▶ **Provided records**:
## start

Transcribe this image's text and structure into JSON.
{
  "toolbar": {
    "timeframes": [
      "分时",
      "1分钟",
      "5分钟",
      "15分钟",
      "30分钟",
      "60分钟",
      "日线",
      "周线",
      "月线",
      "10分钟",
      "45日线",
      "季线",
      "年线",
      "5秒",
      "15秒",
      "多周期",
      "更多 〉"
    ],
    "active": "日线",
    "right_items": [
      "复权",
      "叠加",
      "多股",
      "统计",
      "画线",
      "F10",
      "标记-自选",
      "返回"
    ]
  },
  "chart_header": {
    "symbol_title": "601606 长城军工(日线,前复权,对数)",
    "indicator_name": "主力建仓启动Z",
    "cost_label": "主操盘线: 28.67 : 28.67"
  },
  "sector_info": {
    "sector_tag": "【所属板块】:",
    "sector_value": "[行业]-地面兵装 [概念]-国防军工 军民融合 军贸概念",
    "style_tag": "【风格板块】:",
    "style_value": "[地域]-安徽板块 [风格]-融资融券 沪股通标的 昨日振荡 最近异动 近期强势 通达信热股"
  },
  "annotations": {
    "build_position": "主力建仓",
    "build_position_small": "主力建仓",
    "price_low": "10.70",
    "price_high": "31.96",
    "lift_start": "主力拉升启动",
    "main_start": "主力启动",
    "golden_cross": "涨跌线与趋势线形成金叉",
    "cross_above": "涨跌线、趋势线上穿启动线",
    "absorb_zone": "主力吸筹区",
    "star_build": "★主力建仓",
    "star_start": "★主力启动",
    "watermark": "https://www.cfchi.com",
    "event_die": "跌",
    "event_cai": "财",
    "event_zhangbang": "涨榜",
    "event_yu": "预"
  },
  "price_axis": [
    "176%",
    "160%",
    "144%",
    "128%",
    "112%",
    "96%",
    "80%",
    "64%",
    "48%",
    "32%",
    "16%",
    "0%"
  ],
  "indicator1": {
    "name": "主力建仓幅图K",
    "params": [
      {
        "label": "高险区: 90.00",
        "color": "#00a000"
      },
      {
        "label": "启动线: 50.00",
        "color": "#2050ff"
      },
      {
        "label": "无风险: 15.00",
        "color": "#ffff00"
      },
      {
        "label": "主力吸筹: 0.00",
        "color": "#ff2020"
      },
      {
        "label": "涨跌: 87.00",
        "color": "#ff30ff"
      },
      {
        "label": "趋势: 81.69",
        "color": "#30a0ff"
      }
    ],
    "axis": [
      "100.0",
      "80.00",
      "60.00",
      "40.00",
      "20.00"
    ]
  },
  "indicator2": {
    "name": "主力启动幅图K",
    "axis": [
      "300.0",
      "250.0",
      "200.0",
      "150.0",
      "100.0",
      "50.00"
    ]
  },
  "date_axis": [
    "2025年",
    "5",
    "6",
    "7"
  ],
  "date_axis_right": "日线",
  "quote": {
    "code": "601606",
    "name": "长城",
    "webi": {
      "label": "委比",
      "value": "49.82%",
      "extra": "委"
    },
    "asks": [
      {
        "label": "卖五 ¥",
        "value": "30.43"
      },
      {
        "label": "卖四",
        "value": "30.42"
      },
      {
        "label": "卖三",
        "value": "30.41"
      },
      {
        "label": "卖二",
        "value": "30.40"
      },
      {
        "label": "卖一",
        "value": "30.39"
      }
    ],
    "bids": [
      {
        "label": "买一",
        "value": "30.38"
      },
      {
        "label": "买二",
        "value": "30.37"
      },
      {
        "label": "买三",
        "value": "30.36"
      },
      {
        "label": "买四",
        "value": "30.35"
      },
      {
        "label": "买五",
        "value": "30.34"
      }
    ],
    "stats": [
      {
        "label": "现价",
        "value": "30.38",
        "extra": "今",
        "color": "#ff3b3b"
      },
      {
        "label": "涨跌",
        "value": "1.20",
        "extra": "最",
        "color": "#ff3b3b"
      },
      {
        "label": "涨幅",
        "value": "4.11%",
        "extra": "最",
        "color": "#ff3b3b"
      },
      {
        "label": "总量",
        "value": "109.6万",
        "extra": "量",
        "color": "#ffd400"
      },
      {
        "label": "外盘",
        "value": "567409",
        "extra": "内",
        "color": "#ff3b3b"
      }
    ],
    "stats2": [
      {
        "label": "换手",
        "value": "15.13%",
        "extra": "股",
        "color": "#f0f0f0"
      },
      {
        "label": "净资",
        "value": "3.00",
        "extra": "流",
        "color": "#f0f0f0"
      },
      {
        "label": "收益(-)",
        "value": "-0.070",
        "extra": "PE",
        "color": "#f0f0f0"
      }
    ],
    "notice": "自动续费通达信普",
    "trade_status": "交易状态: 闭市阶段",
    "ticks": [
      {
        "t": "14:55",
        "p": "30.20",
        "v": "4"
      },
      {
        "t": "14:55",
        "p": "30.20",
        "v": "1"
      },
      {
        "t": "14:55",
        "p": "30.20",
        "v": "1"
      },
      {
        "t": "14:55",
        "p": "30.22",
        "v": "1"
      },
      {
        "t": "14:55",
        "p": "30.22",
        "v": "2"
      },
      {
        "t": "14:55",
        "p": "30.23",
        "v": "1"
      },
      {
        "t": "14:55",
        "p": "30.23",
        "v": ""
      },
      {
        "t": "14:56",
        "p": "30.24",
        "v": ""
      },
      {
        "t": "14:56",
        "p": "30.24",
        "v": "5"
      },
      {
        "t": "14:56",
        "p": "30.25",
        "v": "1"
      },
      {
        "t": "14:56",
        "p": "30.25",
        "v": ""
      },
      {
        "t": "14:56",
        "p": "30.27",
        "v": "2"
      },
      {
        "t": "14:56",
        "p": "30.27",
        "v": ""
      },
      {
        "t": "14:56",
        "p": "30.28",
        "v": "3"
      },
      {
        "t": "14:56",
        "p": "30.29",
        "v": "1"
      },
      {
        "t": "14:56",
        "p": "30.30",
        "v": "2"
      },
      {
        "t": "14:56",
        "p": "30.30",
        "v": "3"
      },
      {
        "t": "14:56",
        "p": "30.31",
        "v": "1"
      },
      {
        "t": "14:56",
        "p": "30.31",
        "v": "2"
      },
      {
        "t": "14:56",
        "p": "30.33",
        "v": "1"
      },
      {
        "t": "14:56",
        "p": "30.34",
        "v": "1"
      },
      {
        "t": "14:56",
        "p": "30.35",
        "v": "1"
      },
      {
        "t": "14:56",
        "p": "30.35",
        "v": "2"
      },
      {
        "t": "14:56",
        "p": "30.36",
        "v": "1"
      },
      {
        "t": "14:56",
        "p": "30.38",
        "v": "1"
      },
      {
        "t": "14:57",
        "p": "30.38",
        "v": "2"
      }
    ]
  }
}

## end

▶ **Task requirements**: Transcribe the whole listing with nothing added or left out.

▶ **Solved exercise**:
Transcribe this image's text and structure into JSON.
{
  "toolbar": {
    "timeframes": [
      "分时",
      "1分钟",
      "5分钟",
      "15分钟",
      "30分钟",
      "60分钟",
      "日线",
      "周线",
      "月线",
      "10分钟",
      "45日线",
      "季线",
      "年线",
      "5秒",
      "15秒",
      "多周期",
      "更多 〉"
    ],
    "active": "日线",
    "right_items": [
      "复权",
      "叠加",
      "多股",
      "统计",
      "画线",
      "F10",
      "标记-自选",
      "返回"
    ]
  },
  "chart_header": {
    "symbol_title": "601606 长城军工(日线,前复权,对数)",
    "indicator_name": "主力建仓启动Z",
    "cost_label": "主操盘线: 28.67 : 28.67"
  },
  "sector_info": {
    "sector_tag": "【所属板块】:",
    "sector_value": "[行业]-地面兵装 [概念]-国防军工 军民融合 军贸概念",
    "style_tag": "【风格板块】:",
    "style_value": "[地域]-安徽板块 [风格]-融资融券 沪股通标的 昨日振荡 最近异动 近期强势 通达信热股"
  },
  "annotations": {
    "build_position": "主力建仓",
    "build_position_small": "主力建仓",
    "price_low": "10.70",
    "price_high": "31.96",
    "lift_start": "主力拉升启动",
    "main_start": "主力启动",
    "golden_cross": "涨跌线与趋势线形成金叉",
    "cross_above": "涨跌线、趋势线上穿启动线",
    "absorb_zone": "主力吸筹区",
    "star_build": "★主力建仓",
    "star_start": "★主力启动",
    "watermark": "https://www.cfchi.com",
    "event_die": "跌",
    "event_cai": "财",
    "event_zhangbang": "涨榜",
    "event_yu": "预"
  },
  "price_axis": [
    "176%",
    "160%",
    "144%",
    "128%",
    "112%",
    "96%",
    "80%",
    "64%",
    "48%",
    "32%",
    "16%",
    "0%"
  ],
  "indicator1": {
    "name": "主力建仓幅图K",
    "params": [
      {
        "label": "高险区: 90.00",
        "color": "#00a000"
      },
      {
        "label": "启动线: 50.00",
        "color": "#2050ff"
      },
      {
        "label": "无风险: 15.00",
        "color": "#ffff00"
      },
      {
        "label": "主力吸筹: 0.00",
        "color": "#ff2020"
      },
      {
        "label": "涨跌: 87.00",
        "color": "#ff30ff"
      },
      {
        "label": "趋势: 81.69",
        "color": "#30a0ff"
      }
    ],
    "axis": [
      "100.0",
      "80.00",
      "60.00",
      "40.00",
      "20.00"
    ]
  },
  "indicator2": {
    "name": "主力启动幅图K",
    "axis": [
      "300.0",
      "250.0",
      "200.0",
      "150.0",
      "100.0",
      "50.00"
    ]
  },
  "date_axis": [
    "2025年",
    "5",
    "6",
    "7"
  ],
  "date_axis_right": "日线",
  "quote": {
    "code": "601606",
    "name": "长城",
    "webi": {
      "label": "委比",
      "value": "49.82%",
      "extra": "委"
    },
    "asks": [
      {
        "label": "卖五 ¥",
        "value": "30.43"
      },
      {
        "label": "卖四",
        "value": "30.42"
      },
      {
        "label": "卖三",
        "value": "30.41"
      },
      {
        "label": "卖二",
        "value": "30.40"
      },
      {
        "label": "卖一",
        "value": "30.39"
      }
    ],
    "bids": [
      {
        "label": "买一",
        "value": "30.38"
      },
      {
        "label": "买二",
        "value": "30.37"
      },
      {
        "label": "买三",
        "value": "30.36"
      },
      {
        "label": "买四",
        "value": "30.35"
      },
      {
        "label": "买五",
        "value": "30.34"
      }
    ],
    "stats": [
      {
        "label": "现价",
        "value": "30.38",
        "extra": "今",
        "color": "#ff3b3b"
      },
      {
        "label": "涨跌",
        "value": "1.20",
        "extra": "最",
        "color": "#ff3b3b"
      },
      {
        "label": "涨幅",
        "value": "4.11%",
        "extra": "最",
        "color": "#ff3b3b"
      },
      {
        "label": "总量",
        "value": "109.6万",
        "extra": "量",
        "color": "#ffd400"
      },
      {
        "label": "外盘",
        "value": "567409",
        "extra": "内",
        "color": "#ff3b3b"
      }
    ],
    "stats2": [
      {
        "label": "换手",
        "value": "15.13%",
        "extra": "股",
        "color": "#f0f0f0"
      },
      {
        "label": "净资",
        "value": "3.00",
        "extra": "流",
        "color": "#f0f0f0"
      },
      {
        "label": "收益(-)",
        "value": "-0.070",
        "extra": "PE",
        "color": "#f0f0f0"
      }
    ],
    "notice": "自动续费通达信普",
    "trade_status": "交易状态: 闭市阶段",
    "ticks": [
      {
        "t": "14:55",
        "p": "30.20",
        "v": "4"
      },
      {
        "t": "14:55",
        "p": "30.20",
        "v": "1"
      },
      {
        "t": "14:55",
        "p": "30.20",
        "v": "1"
      },
      {
        "t": "14:55",
        "p": "30.22",
        "v": "1"
      },
      {
        "t": "14:55",
        "p": "30.22",
        "v": "2"
      },
      {
        "t": "14:55",
        "p": "30.23",
        "v": "1"
      },
      {
        "t": "14:55",
        "p": "30.23",
        "v": ""
      },
      {
        "t": "14:56",
        "p": "30.24",
        "v": ""
      },
      {
        "t": "14:56",
        "p": "30.24",
        "v": "5"
      },
      {
        "t": "14:56",
        "p": "30.25",
        "v": "1"
      },
      {
        "t": "14:56",
        "p": "30.25",
        "v": ""
      },
      {
        "t": "14:56",
        "p": "30.27",
        "v": "2"
      },
      {
        "t": "14:56",
        "p": "30.27",
        "v": ""
      },
      {
        "t": "14:56",
        "p": "30.28",
        "v": "3"
      },
      {
        "t": "14:56",
        "p": "30.29",
        "v": "1"
      },
      {
        "t": "14:56",
        "p": "30.30",
        "v": "2"
      },
      {
        "t": "14:56",
        "p": "30.30",
        "v": "3"
      },
      {
        "t": "14:56",
        "p": "30.31",
        "v": "1"
      },
      {
        "t": "14:56",
        "p": "30.31",
        "v": "2"
      },
      {
        "t": "14:56",
        "p": "30.33",
        "v": "1"
      },
      {
        "t": "14:56",
        "p": "30.34",
        "v": "1"
      },
      {
        "t": "14:56",
        "p": "30.35",
        "v": "1"
      },
      {
        "t": "14:56",
        "p": "30.35",
        "v": "2"
      },
      {
        "t": "14:56",
        "p": "30.36",
        "v": "1"
      },
      {
        "t": "14:56",
        "p": "30.38",
        "v": "1"
      },
      {
        "t": "14:57",
        "p": "30.38",
        "v": "2"
      }
    ]
  }
}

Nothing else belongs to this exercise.